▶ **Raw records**

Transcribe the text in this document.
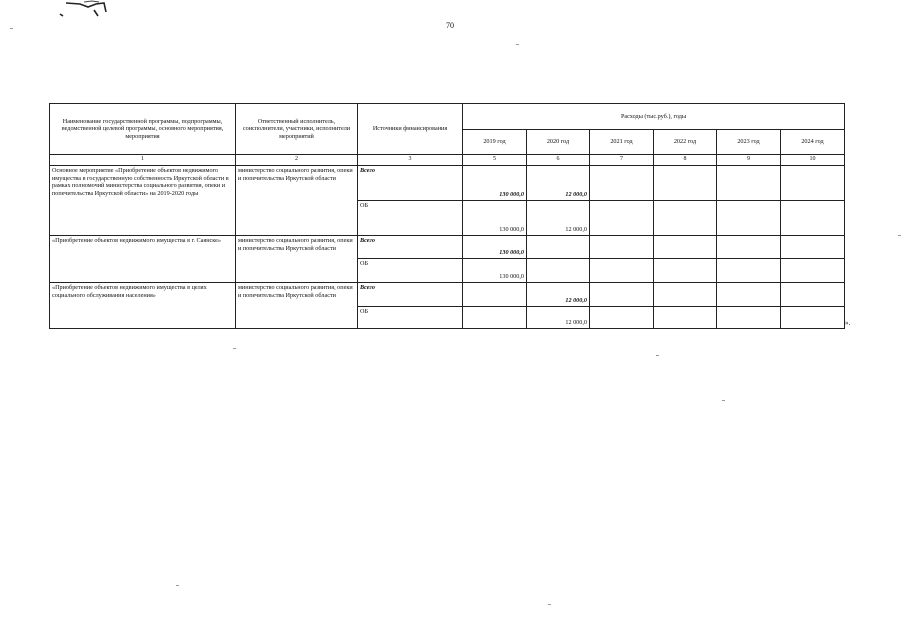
70
Наименование государственной программы, подпрограммы, ведомственной целевой программы, основного мероприятия, мероприятия	Ответственный исполнитель, соисполнители, участники, исполнители мероприятий	Источники финансирования	Расходы (тыс.руб.), годы					
			2019 год	2020 год	2021 год	2022 год	2023 год	2024 год
1	2	3	5	6	7	8	9	10
Основное мероприятие «Приобретение объектов недвижимого имущества в государственную собственность Иркутской области в рамках полномочий министерства социального развития, опеки и попечительства Иркутской области» на 2019-2020 годы	министерство социального развития, опеки и попечительства Иркутской области	Всего	130 000,0	12 000,0				
		ОБ	130 000,0	12 000,0				
«Приобретение объектов недвижимого имущества в г. Саянске»	министерство социального развития, опеки и попечительства Иркутской области	Всего	130 000,0					
		ОБ	130 000,0					
«Приобретение объектов недвижимого имущества в целях социального обслуживания населения»	министерство социального развития, опеки и попечительства Иркутской области	Всего		12 000,0				
		ОБ		12 000,0					».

▶ **Stated exercise**
Output all of the data exactly as it stands, minus any images.

▶ **Written answer**
Transcribe the text in this document.
70
Наименование государственной программы, подпрограммы, ведомственной целевой программы, основного мероприятия, мероприятия	Ответственный исполнитель, соисполнители, участники, исполнители мероприятий	Источники финансирования	Расходы (тыс.руб.), годы					
			2019 год	2020 год	2021 год	2022 год	2023 год	2024 год
1	2	3	5	6	7	8	9	10
Основное мероприятие «Приобретение объектов недвижимого имущества в государственную собственность Иркутской области в рамках полномочий министерства социального развития, опеки и попечительства Иркутской области» на 2019-2020 годы	министерство социального развития, опеки и попечительства Иркутской области	Всего	130 000,0	12 000,0				
		ОБ	130 000,0	12 000,0				
«Приобретение объектов недвижимого имущества в г. Саянске»	министерство социального развития, опеки и попечительства Иркутской области	Всего	130 000,0					
		ОБ	130 000,0					
«Приобретение объектов недвижимого имущества в целях социального обслуживания населения»	министерство социального развития, опеки и попечительства Иркутской области	Всего		12 000,0				
		ОБ		12 000,0					».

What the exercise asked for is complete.